Aim:
Reproduce all of the data below word for word, leaving out the pictures.

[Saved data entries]
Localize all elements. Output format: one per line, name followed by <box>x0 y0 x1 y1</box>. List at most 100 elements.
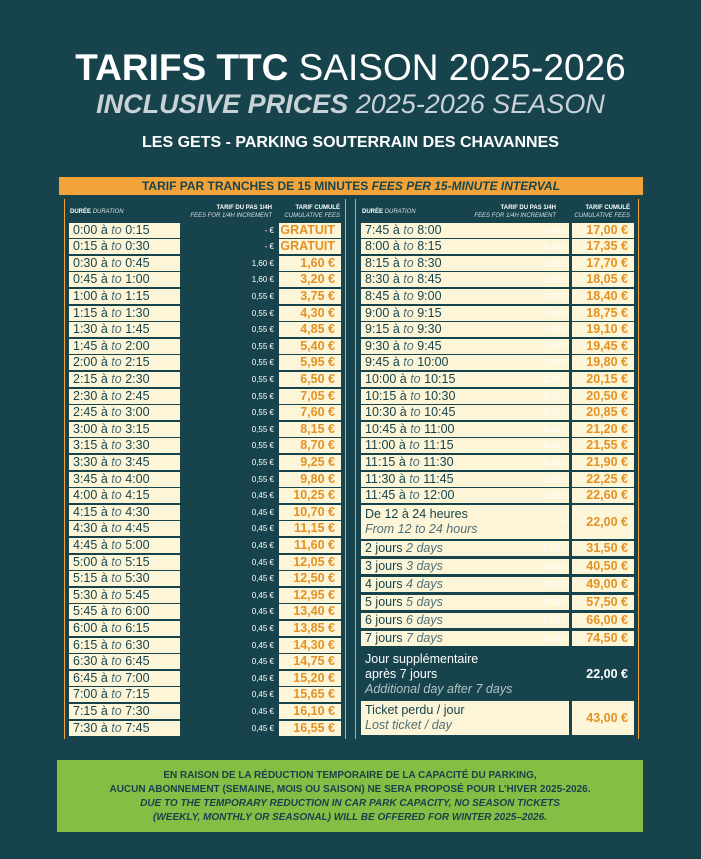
increment-cell: 0,55 € <box>251 374 274 384</box>
duration-cell: 2 jours 2 days <box>361 541 569 556</box>
table-row: 8:00 à to 8:15 0,35 € 17,35 € <box>361 239 634 255</box>
increment-cell: 8,50 € <box>543 634 566 644</box>
duration-cell: 5:45 à to 6:00 <box>69 604 180 620</box>
table-row: 2:45 à to 3:00 0,55 € 7,60 € <box>69 405 341 421</box>
cumulative-cell: 17,70 € <box>572 255 634 271</box>
cumulative-cell: 4,85 € <box>279 322 341 338</box>
cumulative-cell: 66,00 € <box>572 613 634 629</box>
cumulative-cell: 15,20 € <box>279 670 341 686</box>
cumulative-cell: 18,05 € <box>572 272 634 288</box>
increment-cell: 0,55 € <box>251 441 274 451</box>
half-day-duration: De 12 à 24 heures From 12 to 24 hours <box>361 505 569 539</box>
duration-cell: 7:00 à to 7:15 <box>69 687 180 703</box>
duration-cell: 1:15 à to 1:30 <box>69 305 180 321</box>
increment-cell: 0,55 € <box>251 391 274 401</box>
duration-cell: 1:30 à to 1:45 <box>69 322 180 338</box>
duration-cell: 10:30 à to 10:45 <box>361 405 569 421</box>
cumulative-cell: 18,40 € <box>572 288 634 304</box>
increment-cell: 0,35 € <box>543 242 566 252</box>
increment-cell: 0,45 € <box>251 507 274 517</box>
increment-cell: 0,45 € <box>251 540 274 550</box>
table-row: 4:30 à to 4:45 0,45 € 11,15 € <box>69 521 341 537</box>
location-subtitle: LES GETS - PARKING SOUTERRAIN DES CHAVAN… <box>142 134 559 151</box>
increment-cell: 0,35 € <box>543 341 566 351</box>
cumulative-cell: 20,85 € <box>572 405 634 421</box>
table-row: 5:45 à to 6:00 0,45 € 13,40 € <box>69 604 341 620</box>
cumulative-cell: 13,40 € <box>279 604 341 620</box>
lost-ticket-row: Ticket perdu / jour Lost ticket / day 43,… <box>361 701 634 735</box>
increment-cell: 0,45 € <box>251 690 274 700</box>
duration-cell: 11:15 à to 11:30 <box>361 454 569 470</box>
header-duration: DURÉE DURATION <box>70 209 124 215</box>
duration-cell: 0:15 à to 0:30 <box>69 239 180 255</box>
increment-cell: 0,55 € <box>251 474 274 484</box>
duration-cell: 7:15 à to 7:30 <box>69 703 180 719</box>
cumulative-cell: 6,50 € <box>279 371 341 387</box>
increment-cell: 0,55 € <box>251 308 274 318</box>
right-border <box>638 199 639 739</box>
cumulative-cell: 74,50 € <box>572 631 634 647</box>
increment-cell: 8,50 € <box>543 616 566 626</box>
increment-cell: 0,45 € <box>251 524 274 534</box>
cumulative-cell: 14,30 € <box>279 637 341 653</box>
increment-cell: 0,45 € <box>251 673 274 683</box>
table-row: 5:00 à to 5:15 0,45 € 12,05 € <box>69 554 341 570</box>
cumulative-cell: 21,55 € <box>572 438 634 454</box>
interval-band: TARIF PAR TRANCHES DE 15 MINUTES FEES PE… <box>59 177 643 195</box>
increment-cell: 0,35 € <box>543 474 566 484</box>
capacity-notice: EN RAISON DE LA RÉDUCTION TEMPORAIRE DE … <box>57 760 643 832</box>
increment-cell: 0,35 € <box>543 275 566 285</box>
duration-cell: 8:15 à to 8:30 <box>361 255 569 271</box>
duration-cell: 5:00 à to 5:15 <box>69 554 180 570</box>
cumulative-cell: 12,95 € <box>279 587 341 603</box>
cumulative-cell: 22,60 € <box>572 488 634 504</box>
duration-cell: 4:00 à to 4:15 <box>69 488 180 504</box>
cumulative-cell: 7,05 € <box>279 388 341 404</box>
duration-cell: 6:15 à to 6:30 <box>69 637 180 653</box>
table-row: 9:15 à to 9:30 0,35 € 19,10 € <box>361 322 634 338</box>
increment-cell: 1,60 € <box>251 275 274 285</box>
increment-cell: 0,35 € <box>543 408 566 418</box>
table-row: 7:45 à to 8:00 0,45 € 17,00 € <box>361 222 634 238</box>
table-row: 1:00 à to 1:15 0,55 € 3,75 € <box>69 288 341 304</box>
cumulative-cell: 9,80 € <box>279 471 341 487</box>
page-title-english: INCLUSIVE PRICES 2025-2026 SEASON <box>0 88 701 120</box>
right-table-header: DURÉE DURATION TARIF DU PAS 1/4H FEES FOR… <box>362 204 634 222</box>
cumulative-cell: 16,55 € <box>279 720 341 736</box>
table-row: 2:00 à to 2:15 0,55 € 5,95 € <box>69 355 341 371</box>
duration-cell: 10:00 à to 10:15 <box>361 371 569 387</box>
increment-cell: 0,55 € <box>251 358 274 368</box>
table-row: 11:30 à to 11:45 0,35 € 22,25 € <box>361 471 634 487</box>
table-row: 4 jours 4 days 8,50 € 49,00 € <box>361 577 634 593</box>
table-row: 8:15 à to 8:30 0,35 € 17,70 € <box>361 255 634 271</box>
extra-day-row: Jour supplémentaire après 7 jours Addition… <box>361 651 634 698</box>
center-divider-right <box>355 199 356 739</box>
table-row: 2:15 à to 2:30 0,55 € 6,50 € <box>69 371 341 387</box>
duration-cell: 3:00 à to 3:15 <box>69 421 180 437</box>
notice-en-line2: (WEEKLY, MONTHLY OR SEASONAL) WILL BE OF… <box>153 812 547 823</box>
title-light: SAISON 2025-2026 <box>298 47 626 88</box>
table-row: 10:30 à to 10:45 0,35 € 20,85 € <box>361 405 634 421</box>
table-row: 6 jours 6 days 8,50 € 66,00 € <box>361 613 634 629</box>
increment-cell: 0,35 € <box>543 258 566 268</box>
table-row: 10:15 à to 10:30 0,35 € 20,50 € <box>361 388 634 404</box>
table-row: 6:45 à to 7:00 0,45 € 15,20 € <box>69 670 341 686</box>
duration-cell: 10:15 à to 10:30 <box>361 388 569 404</box>
cumulative-cell: 3,75 € <box>279 288 341 304</box>
table-row: 6:30 à to 6:45 0,45 € 14,75 € <box>69 654 341 670</box>
cumulative-cell: 31,50 € <box>572 541 634 556</box>
table-row: 10:45 à to 11:00 0,35 € 21,20 € <box>361 421 634 437</box>
cumulative-cell: 1,60 € <box>279 255 341 271</box>
duration-cell: 0:45 à to 1:00 <box>69 272 180 288</box>
cumulative-cell: 17,35 € <box>572 239 634 255</box>
increment-cell: 9,00 € <box>543 562 566 572</box>
table-row: 1:15 à to 1:30 0,55 € 4,30 € <box>69 305 341 321</box>
cumulative-cell: 8,70 € <box>279 438 341 454</box>
cumulative-cell: 18,75 € <box>572 305 634 321</box>
table-row: 5 jours 5 days 8,50 € 57,50 € <box>361 595 634 611</box>
cumulative-cell: 20,50 € <box>572 388 634 404</box>
duration-cell: 3:45 à to 4:00 <box>69 471 180 487</box>
duration-cell: 7:45 à to 8:00 <box>361 222 569 238</box>
duration-cell: 5:15 à to 5:30 <box>69 571 180 587</box>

Problem solution:
Localize all elements. Output format: one per line, name followed by <box>x0 y0 x1 y1</box>. List at most 100 elements.
increment-cell: 0,55 € <box>251 374 274 384</box>
duration-cell: 2 jours 2 days <box>361 541 569 556</box>
table-row: 8:00 à to 8:15 0,35 € 17,35 € <box>361 239 634 255</box>
increment-cell: 8,50 € <box>543 634 566 644</box>
duration-cell: 5:45 à to 6:00 <box>69 604 180 620</box>
table-row: 2:45 à to 3:00 0,55 € 7,60 € <box>69 405 341 421</box>
cumulative-cell: 17,70 € <box>572 255 634 271</box>
cumulative-cell: 4,85 € <box>279 322 341 338</box>
cumulative-cell: 66,00 € <box>572 613 634 629</box>
cumulative-cell: 15,20 € <box>279 670 341 686</box>
cumulative-cell: 18,05 € <box>572 272 634 288</box>
increment-cell: 0,55 € <box>251 441 274 451</box>
half-day-duration: De 12 à 24 heures From 12 to 24 hours <box>361 505 569 539</box>
duration-cell: 7:00 à to 7:15 <box>69 687 180 703</box>
duration-cell: 1:15 à to 1:30 <box>69 305 180 321</box>
increment-cell: 0,55 € <box>251 391 274 401</box>
duration-cell: 1:30 à to 1:45 <box>69 322 180 338</box>
duration-cell: 10:30 à to 10:45 <box>361 405 569 421</box>
cumulative-cell: 18,40 € <box>572 288 634 304</box>
increment-cell: 0,35 € <box>543 242 566 252</box>
increment-cell: 0,45 € <box>251 507 274 517</box>
increment-cell: 0,45 € <box>251 540 274 550</box>
table-row: 4:30 à to 4:45 0,45 € 11,15 € <box>69 521 341 537</box>
location-subtitle: LES GETS - PARKING SOUTERRAIN DES CHAVAN… <box>142 134 559 151</box>
increment-cell: 0,35 € <box>543 341 566 351</box>
cumulative-cell: 20,85 € <box>572 405 634 421</box>
table-row: 5:45 à to 6:00 0,45 € 13,40 € <box>69 604 341 620</box>
cumulative-cell: 13,40 € <box>279 604 341 620</box>
lost-ticket-row: Ticket perdu / jour Lost ticket / day 43,… <box>361 701 634 735</box>
increment-cell: 0,45 € <box>251 690 274 700</box>
duration-cell: 11:15 à to 11:30 <box>361 454 569 470</box>
header-duration: DURÉE DURATION <box>70 209 124 215</box>
duration-cell: 0:15 à to 0:30 <box>69 239 180 255</box>
increment-cell: 0,55 € <box>251 474 274 484</box>
duration-cell: 7:15 à to 7:30 <box>69 703 180 719</box>
cumulative-cell: 6,50 € <box>279 371 341 387</box>
increment-cell: 0,55 € <box>251 308 274 318</box>
right-border <box>638 199 639 739</box>
cumulative-cell: 74,50 € <box>572 631 634 647</box>
increment-cell: 8,50 € <box>543 616 566 626</box>
increment-cell: 0,45 € <box>251 524 274 534</box>
cumulative-cell: 14,30 € <box>279 637 341 653</box>
increment-cell: 0,45 € <box>251 673 274 683</box>
table-row: 5:00 à to 5:15 0,45 € 12,05 € <box>69 554 341 570</box>
cumulative-cell: 21,55 € <box>572 438 634 454</box>
interval-band: TARIF PAR TRANCHES DE 15 MINUTES FEES PE… <box>59 177 643 195</box>
increment-cell: 0,35 € <box>543 474 566 484</box>
capacity-notice: EN RAISON DE LA RÉDUCTION TEMPORAIRE DE … <box>57 760 643 832</box>
increment-cell: 0,35 € <box>543 275 566 285</box>
duration-cell: 8:15 à to 8:30 <box>361 255 569 271</box>
duration-cell: 5:00 à to 5:15 <box>69 554 180 570</box>
cumulative-cell: 12,95 € <box>279 587 341 603</box>
cumulative-cell: 22,60 € <box>572 488 634 504</box>
duration-cell: 4:00 à to 4:15 <box>69 488 180 504</box>
cumulative-cell: 7,05 € <box>279 388 341 404</box>
duration-cell: 6:15 à to 6:30 <box>69 637 180 653</box>
table-row: 9:15 à to 9:30 0,35 € 19,10 € <box>361 322 634 338</box>
increment-cell: 1,60 € <box>251 275 274 285</box>
increment-cell: 0,35 € <box>543 408 566 418</box>
table-row: 7:45 à to 8:00 0,45 € 17,00 € <box>361 222 634 238</box>
table-row: 1:00 à to 1:15 0,55 € 3,75 € <box>69 288 341 304</box>
cumulative-cell: 9,80 € <box>279 471 341 487</box>
page-title-english: INCLUSIVE PRICES 2025-2026 SEASON <box>0 88 701 120</box>
right-table-header: DURÉE DURATION TARIF DU PAS 1/4H FEES FOR… <box>362 204 634 222</box>
cumulative-cell: 16,55 € <box>279 720 341 736</box>
table-row: 2:00 à to 2:15 0,55 € 5,95 € <box>69 355 341 371</box>
duration-cell: 10:00 à to 10:15 <box>361 371 569 387</box>
increment-cell: 0,55 € <box>251 358 274 368</box>
table-row: 11:30 à to 11:45 0,35 € 22,25 € <box>361 471 634 487</box>
table-row: 4 jours 4 days 8,50 € 49,00 € <box>361 577 634 593</box>
table-row: 8:15 à to 8:30 0,35 € 17,70 € <box>361 255 634 271</box>
extra-day-row: Jour supplémentaire après 7 jours Addition… <box>361 651 634 698</box>
center-divider-right <box>355 199 356 739</box>
table-row: 2:15 à to 2:30 0,55 € 6,50 € <box>69 371 341 387</box>
duration-cell: 3:00 à to 3:15 <box>69 421 180 437</box>
notice-en-line2: (WEEKLY, MONTHLY OR SEASONAL) WILL BE OF… <box>153 812 547 823</box>
title-light: SAISON 2025-2026 <box>298 47 626 88</box>
table-row: 10:30 à to 10:45 0,35 € 20,85 € <box>361 405 634 421</box>
table-row: 6 jours 6 days 8,50 € 66,00 € <box>361 613 634 629</box>
increment-cell: 0,35 € <box>543 258 566 268</box>
table-row: 10:15 à to 10:30 0,35 € 20,50 € <box>361 388 634 404</box>
table-row: 6:45 à to 7:00 0,45 € 15,20 € <box>69 670 341 686</box>
duration-cell: 10:15 à to 10:30 <box>361 388 569 404</box>
cumulative-cell: 3,75 € <box>279 288 341 304</box>
table-row: 6:30 à to 6:45 0,45 € 14,75 € <box>69 654 341 670</box>
cumulative-cell: 31,50 € <box>572 541 634 556</box>
table-row: 10:45 à to 11:00 0,35 € 21,20 € <box>361 421 634 437</box>
cumulative-cell: 1,60 € <box>279 255 341 271</box>
duration-cell: 0:45 à to 1:00 <box>69 272 180 288</box>
cumulative-cell: 17,35 € <box>572 239 634 255</box>
increment-cell: 9,00 € <box>543 562 566 572</box>
table-row: 1:15 à to 1:30 0,55 € 4,30 € <box>69 305 341 321</box>
cumulative-cell: 8,70 € <box>279 438 341 454</box>
cumulative-cell: 18,75 € <box>572 305 634 321</box>
table-row: 5 jours 5 days 8,50 € 57,50 € <box>361 595 634 611</box>
cumulative-cell: 20,50 € <box>572 388 634 404</box>
duration-cell: 3:45 à to 4:00 <box>69 471 180 487</box>
duration-cell: 7:45 à to 8:00 <box>361 222 569 238</box>
duration-cell: 5:15 à to 5:30 <box>69 571 180 587</box>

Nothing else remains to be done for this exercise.